## Materials provided
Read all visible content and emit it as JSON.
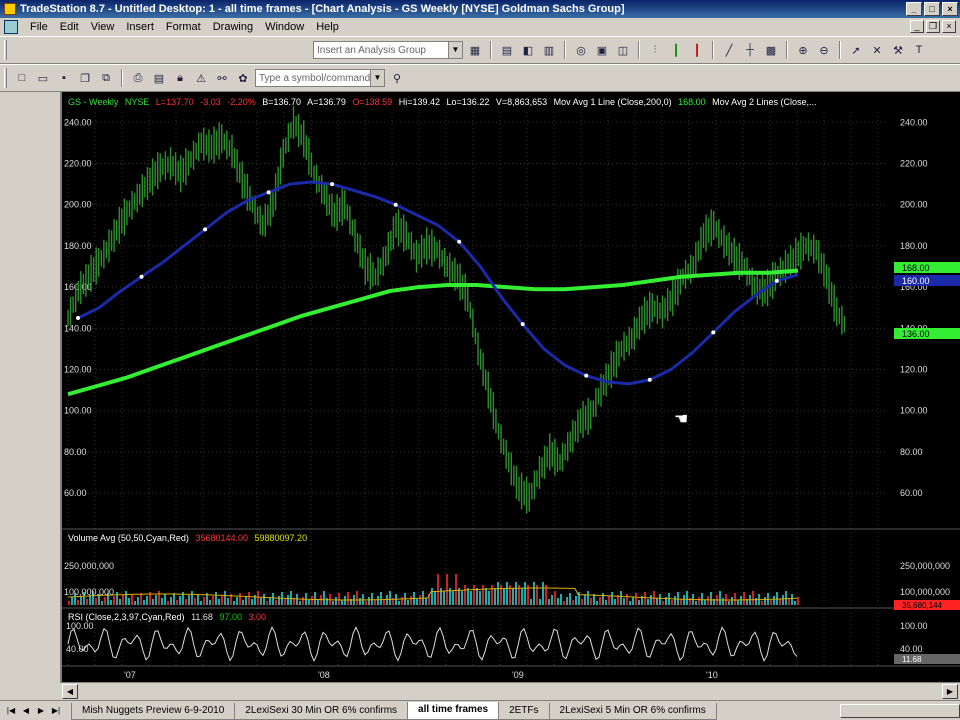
{
  "window": {
    "title": "TradeStation 8.7 - Untitled Desktop: 1 - all time frames - [Chart Analysis - GS Weekly [NYSE] Goldman Sachs Group]"
  },
  "menu": [
    "File",
    "Edit",
    "View",
    "Insert",
    "Format",
    "Drawing",
    "Window",
    "Help"
  ],
  "toolbar": {
    "analysis_group_placeholder": "Insert an Analysis Group",
    "symbol_placeholder": "Type a symbol/command"
  },
  "chart": {
    "header": {
      "symbol": "GS - Weekly",
      "exchange": "NYSE",
      "last": "L=137.70",
      "change": "-3.03",
      "change_pct": "-2.20%",
      "bid": "B=136.70",
      "ask": "A=136.79",
      "open": "O=138.59",
      "high": "Hi=139.42",
      "low": "Lo=136.22",
      "volume": "V=8,863,653",
      "ma1_label": "Mov Avg 1 Line (Close,200,0)",
      "ma1_value": "168.00",
      "ma2_label": "Mov Avg 2 Lines (Close,..."
    },
    "volume_label": "Volume Avg (50,50,Cyan,Red)",
    "volume_value1": "35680144.00",
    "volume_value2": "59880097.20",
    "rsi_label": "RSI (Close,2,3,97,Cyan,Red)",
    "rsi_value1": "11.68",
    "rsi_value2": "97.00",
    "rsi_value3": "3.00",
    "price_right_badges": [
      "168.00",
      "160.00",
      "136.00"
    ],
    "volume_badge": "35,680,144",
    "rsi_badge": "11.68"
  },
  "chart_data": {
    "type": "line",
    "price_ylim": [
      45,
      245
    ],
    "price_ticks": [
      "240.00",
      "220.00",
      "200.00",
      "180.00",
      "160.00",
      "140.00",
      "120.00",
      "100.00",
      "80.00",
      "60.00"
    ],
    "x_labels": [
      "'07",
      "'08",
      "'09",
      "'10"
    ],
    "price_close": [
      145,
      158,
      165,
      172,
      180,
      190,
      198,
      205,
      212,
      218,
      220,
      215,
      222,
      230,
      228,
      232,
      226,
      212,
      200,
      190,
      200,
      225,
      240,
      232,
      215,
      205,
      195,
      200,
      185,
      170,
      165,
      175,
      190,
      185,
      175,
      180,
      178,
      170,
      165,
      155,
      130,
      110,
      90,
      75,
      62,
      58,
      70,
      80,
      75,
      85,
      95,
      98,
      110,
      120,
      130,
      135,
      145,
      150,
      148,
      155,
      165,
      170,
      185,
      190,
      182,
      175,
      170,
      160,
      158,
      165,
      170,
      175,
      180,
      178,
      165,
      148,
      140
    ],
    "ma_blue": [
      145,
      150,
      158,
      165,
      172,
      180,
      188,
      196,
      202,
      206,
      210,
      211,
      210,
      207,
      204,
      200,
      195,
      190,
      182,
      170,
      155,
      142,
      130,
      122,
      117,
      114,
      113,
      115,
      120,
      128,
      138,
      148,
      156,
      163,
      166
    ],
    "ma_green": [
      108,
      112,
      116,
      121,
      126,
      131,
      136,
      141,
      146,
      150,
      154,
      158,
      160,
      161,
      161,
      160,
      159,
      159,
      160,
      161,
      163,
      165,
      166,
      167,
      167,
      168
    ],
    "volume_ticks": [
      "250,000,000",
      "100,000,000"
    ],
    "rsi_ticks": [
      "100.00",
      "40.00"
    ]
  },
  "tabs": [
    {
      "label": "Mish Nuggets Preview 6-9-2010",
      "active": false
    },
    {
      "label": "2LexiSexi 30 Min OR 6% confirms",
      "active": false
    },
    {
      "label": "all time frames",
      "active": true
    },
    {
      "label": "2ETFs",
      "active": false
    },
    {
      "label": "2LexiSexi 5 Min OR 6% confirms",
      "active": false
    }
  ],
  "colors": {
    "price": "#2f8f2f",
    "ma_blue": "#1a2aa8",
    "ma_green": "#33ee33",
    "rsi": "#dddddd",
    "grid": "#333333"
  }
}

## Short task
Print each line of the material above exactly, with the pictures removed from your copy.

## Solution below
Read all visible content and emit it as JSON.
{
  "window": {
    "title": "TradeStation 8.7 - Untitled Desktop: 1 - all time frames - [Chart Analysis - GS Weekly [NYSE] Goldman Sachs Group]"
  },
  "menu": [
    "File",
    "Edit",
    "View",
    "Insert",
    "Format",
    "Drawing",
    "Window",
    "Help"
  ],
  "toolbar": {
    "analysis_group_placeholder": "Insert an Analysis Group",
    "symbol_placeholder": "Type a symbol/command"
  },
  "chart": {
    "header": {
      "symbol": "GS - Weekly",
      "exchange": "NYSE",
      "last": "L=137.70",
      "change": "-3.03",
      "change_pct": "-2.20%",
      "bid": "B=136.70",
      "ask": "A=136.79",
      "open": "O=138.59",
      "high": "Hi=139.42",
      "low": "Lo=136.22",
      "volume": "V=8,863,653",
      "ma1_label": "Mov Avg 1 Line (Close,200,0)",
      "ma1_value": "168.00",
      "ma2_label": "Mov Avg 2 Lines (Close,..."
    },
    "volume_label": "Volume Avg (50,50,Cyan,Red)",
    "volume_value1": "35680144.00",
    "volume_value2": "59880097.20",
    "rsi_label": "RSI (Close,2,3,97,Cyan,Red)",
    "rsi_value1": "11.68",
    "rsi_value2": "97.00",
    "rsi_value3": "3.00",
    "price_right_badges": [
      "168.00",
      "160.00",
      "136.00"
    ],
    "volume_badge": "35,680,144",
    "rsi_badge": "11.68"
  },
  "chart_data": {
    "type": "line",
    "price_ylim": [
      45,
      245
    ],
    "price_ticks": [
      "240.00",
      "220.00",
      "200.00",
      "180.00",
      "160.00",
      "140.00",
      "120.00",
      "100.00",
      "80.00",
      "60.00"
    ],
    "x_labels": [
      "'07",
      "'08",
      "'09",
      "'10"
    ],
    "price_close": [
      145,
      158,
      165,
      172,
      180,
      190,
      198,
      205,
      212,
      218,
      220,
      215,
      222,
      230,
      228,
      232,
      226,
      212,
      200,
      190,
      200,
      225,
      240,
      232,
      215,
      205,
      195,
      200,
      185,
      170,
      165,
      175,
      190,
      185,
      175,
      180,
      178,
      170,
      165,
      155,
      130,
      110,
      90,
      75,
      62,
      58,
      70,
      80,
      75,
      85,
      95,
      98,
      110,
      120,
      130,
      135,
      145,
      150,
      148,
      155,
      165,
      170,
      185,
      190,
      182,
      175,
      170,
      160,
      158,
      165,
      170,
      175,
      180,
      178,
      165,
      148,
      140
    ],
    "ma_blue": [
      145,
      150,
      158,
      165,
      172,
      180,
      188,
      196,
      202,
      206,
      210,
      211,
      210,
      207,
      204,
      200,
      195,
      190,
      182,
      170,
      155,
      142,
      130,
      122,
      117,
      114,
      113,
      115,
      120,
      128,
      138,
      148,
      156,
      163,
      166
    ],
    "ma_green": [
      108,
      112,
      116,
      121,
      126,
      131,
      136,
      141,
      146,
      150,
      154,
      158,
      160,
      161,
      161,
      160,
      159,
      159,
      160,
      161,
      163,
      165,
      166,
      167,
      167,
      168
    ],
    "volume_ticks": [
      "250,000,000",
      "100,000,000"
    ],
    "rsi_ticks": [
      "100.00",
      "40.00"
    ]
  },
  "tabs": [
    {
      "label": "Mish Nuggets Preview 6-9-2010",
      "active": false
    },
    {
      "label": "2LexiSexi 30 Min OR 6% confirms",
      "active": false
    },
    {
      "label": "all time frames",
      "active": true
    },
    {
      "label": "2ETFs",
      "active": false
    },
    {
      "label": "2LexiSexi 5 Min OR 6% confirms",
      "active": false
    }
  ],
  "colors": {
    "price": "#2f8f2f",
    "ma_blue": "#1a2aa8",
    "ma_green": "#33ee33",
    "rsi": "#dddddd",
    "grid": "#333333"
  }
}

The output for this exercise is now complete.